Records about charts and figures:
....
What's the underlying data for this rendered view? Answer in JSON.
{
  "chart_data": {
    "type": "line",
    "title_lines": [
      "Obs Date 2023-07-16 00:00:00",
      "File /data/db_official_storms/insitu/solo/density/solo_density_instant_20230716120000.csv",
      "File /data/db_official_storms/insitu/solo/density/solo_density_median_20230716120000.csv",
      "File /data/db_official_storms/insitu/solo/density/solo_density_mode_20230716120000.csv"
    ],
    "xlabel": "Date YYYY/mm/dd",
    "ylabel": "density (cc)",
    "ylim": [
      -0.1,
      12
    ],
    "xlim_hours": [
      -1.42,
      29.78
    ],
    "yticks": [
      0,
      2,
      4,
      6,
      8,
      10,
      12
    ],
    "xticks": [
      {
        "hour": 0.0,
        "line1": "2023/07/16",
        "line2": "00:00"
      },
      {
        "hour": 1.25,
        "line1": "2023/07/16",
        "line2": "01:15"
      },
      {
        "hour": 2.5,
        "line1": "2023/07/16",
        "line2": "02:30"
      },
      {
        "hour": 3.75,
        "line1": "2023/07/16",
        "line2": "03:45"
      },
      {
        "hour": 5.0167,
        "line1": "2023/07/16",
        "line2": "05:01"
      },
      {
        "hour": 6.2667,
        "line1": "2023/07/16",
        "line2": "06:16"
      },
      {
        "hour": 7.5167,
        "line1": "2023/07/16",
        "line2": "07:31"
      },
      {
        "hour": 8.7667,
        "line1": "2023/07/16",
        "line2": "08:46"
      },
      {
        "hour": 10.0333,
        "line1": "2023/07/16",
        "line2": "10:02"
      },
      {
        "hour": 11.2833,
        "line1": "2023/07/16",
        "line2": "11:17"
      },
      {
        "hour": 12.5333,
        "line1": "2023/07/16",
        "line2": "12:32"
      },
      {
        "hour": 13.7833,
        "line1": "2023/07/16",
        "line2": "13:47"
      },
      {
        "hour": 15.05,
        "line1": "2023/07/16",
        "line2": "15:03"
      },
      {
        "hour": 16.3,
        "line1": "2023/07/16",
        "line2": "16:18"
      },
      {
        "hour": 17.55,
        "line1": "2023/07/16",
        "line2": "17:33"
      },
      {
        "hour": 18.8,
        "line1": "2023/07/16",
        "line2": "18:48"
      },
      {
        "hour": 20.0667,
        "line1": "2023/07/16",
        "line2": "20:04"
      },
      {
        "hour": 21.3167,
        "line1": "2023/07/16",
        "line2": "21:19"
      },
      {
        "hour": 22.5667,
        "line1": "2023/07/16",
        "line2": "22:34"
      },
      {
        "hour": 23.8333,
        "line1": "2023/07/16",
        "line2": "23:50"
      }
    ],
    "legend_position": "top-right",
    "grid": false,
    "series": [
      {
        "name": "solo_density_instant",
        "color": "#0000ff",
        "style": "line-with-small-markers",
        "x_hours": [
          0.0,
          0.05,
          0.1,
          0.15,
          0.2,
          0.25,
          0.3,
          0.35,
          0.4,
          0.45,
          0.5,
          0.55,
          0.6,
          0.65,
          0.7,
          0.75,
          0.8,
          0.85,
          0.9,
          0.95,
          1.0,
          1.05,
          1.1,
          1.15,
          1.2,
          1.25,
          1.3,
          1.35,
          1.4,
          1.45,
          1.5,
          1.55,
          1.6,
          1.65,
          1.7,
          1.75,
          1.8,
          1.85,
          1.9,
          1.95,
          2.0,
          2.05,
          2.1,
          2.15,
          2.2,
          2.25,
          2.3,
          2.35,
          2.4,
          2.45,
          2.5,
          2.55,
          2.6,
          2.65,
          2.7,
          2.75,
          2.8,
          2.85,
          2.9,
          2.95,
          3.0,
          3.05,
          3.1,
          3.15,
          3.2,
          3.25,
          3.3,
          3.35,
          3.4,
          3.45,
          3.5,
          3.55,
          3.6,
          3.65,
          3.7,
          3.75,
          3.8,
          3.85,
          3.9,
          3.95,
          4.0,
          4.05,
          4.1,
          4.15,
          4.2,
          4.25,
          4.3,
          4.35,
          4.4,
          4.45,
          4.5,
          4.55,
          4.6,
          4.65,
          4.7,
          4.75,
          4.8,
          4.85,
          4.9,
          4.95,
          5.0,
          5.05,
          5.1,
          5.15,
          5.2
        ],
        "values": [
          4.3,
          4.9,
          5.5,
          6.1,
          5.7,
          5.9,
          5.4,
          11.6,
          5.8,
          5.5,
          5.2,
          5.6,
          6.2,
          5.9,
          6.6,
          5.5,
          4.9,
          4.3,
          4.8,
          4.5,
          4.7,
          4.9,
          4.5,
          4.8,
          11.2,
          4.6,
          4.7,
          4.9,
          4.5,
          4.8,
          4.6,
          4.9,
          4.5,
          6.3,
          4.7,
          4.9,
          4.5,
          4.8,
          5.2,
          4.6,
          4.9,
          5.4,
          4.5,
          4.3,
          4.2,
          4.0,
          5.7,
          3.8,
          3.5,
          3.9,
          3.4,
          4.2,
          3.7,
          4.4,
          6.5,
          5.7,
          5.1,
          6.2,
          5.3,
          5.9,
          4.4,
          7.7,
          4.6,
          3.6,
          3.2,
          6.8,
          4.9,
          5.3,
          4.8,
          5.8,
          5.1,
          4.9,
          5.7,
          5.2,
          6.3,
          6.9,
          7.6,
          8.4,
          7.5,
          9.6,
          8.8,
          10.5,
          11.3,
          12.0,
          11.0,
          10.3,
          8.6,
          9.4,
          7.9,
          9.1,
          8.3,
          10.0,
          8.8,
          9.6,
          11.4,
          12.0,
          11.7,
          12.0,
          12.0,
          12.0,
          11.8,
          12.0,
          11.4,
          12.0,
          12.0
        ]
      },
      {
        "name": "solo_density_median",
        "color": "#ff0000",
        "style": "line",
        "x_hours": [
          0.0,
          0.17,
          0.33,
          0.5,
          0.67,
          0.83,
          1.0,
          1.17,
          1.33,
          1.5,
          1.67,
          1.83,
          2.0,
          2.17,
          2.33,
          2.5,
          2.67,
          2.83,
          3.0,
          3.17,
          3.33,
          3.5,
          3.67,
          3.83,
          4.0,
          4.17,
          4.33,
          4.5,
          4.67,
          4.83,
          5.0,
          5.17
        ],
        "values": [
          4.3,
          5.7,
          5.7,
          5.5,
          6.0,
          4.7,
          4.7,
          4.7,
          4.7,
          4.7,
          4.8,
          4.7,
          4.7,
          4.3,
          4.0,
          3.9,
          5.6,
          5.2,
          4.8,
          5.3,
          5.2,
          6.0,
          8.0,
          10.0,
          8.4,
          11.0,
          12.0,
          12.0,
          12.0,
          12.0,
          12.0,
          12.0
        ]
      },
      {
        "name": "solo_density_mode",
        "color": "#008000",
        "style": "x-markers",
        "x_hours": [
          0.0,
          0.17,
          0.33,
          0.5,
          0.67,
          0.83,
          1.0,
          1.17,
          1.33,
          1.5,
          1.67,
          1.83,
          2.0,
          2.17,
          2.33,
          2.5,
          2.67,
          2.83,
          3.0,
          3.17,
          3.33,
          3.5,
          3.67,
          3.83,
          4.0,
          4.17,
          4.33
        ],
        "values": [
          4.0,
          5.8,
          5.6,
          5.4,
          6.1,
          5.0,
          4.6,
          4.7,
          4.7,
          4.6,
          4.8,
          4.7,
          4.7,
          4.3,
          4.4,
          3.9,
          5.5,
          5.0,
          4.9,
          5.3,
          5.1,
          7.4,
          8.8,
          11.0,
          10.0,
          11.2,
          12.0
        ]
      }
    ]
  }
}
....
What you should do
Look through the entries above; copy each line where the string "Date" appears.

Exercise result
      "Obs Date 2023-07-16 00:00:00",
    "xlabel": "Date YYYY/mm/dd",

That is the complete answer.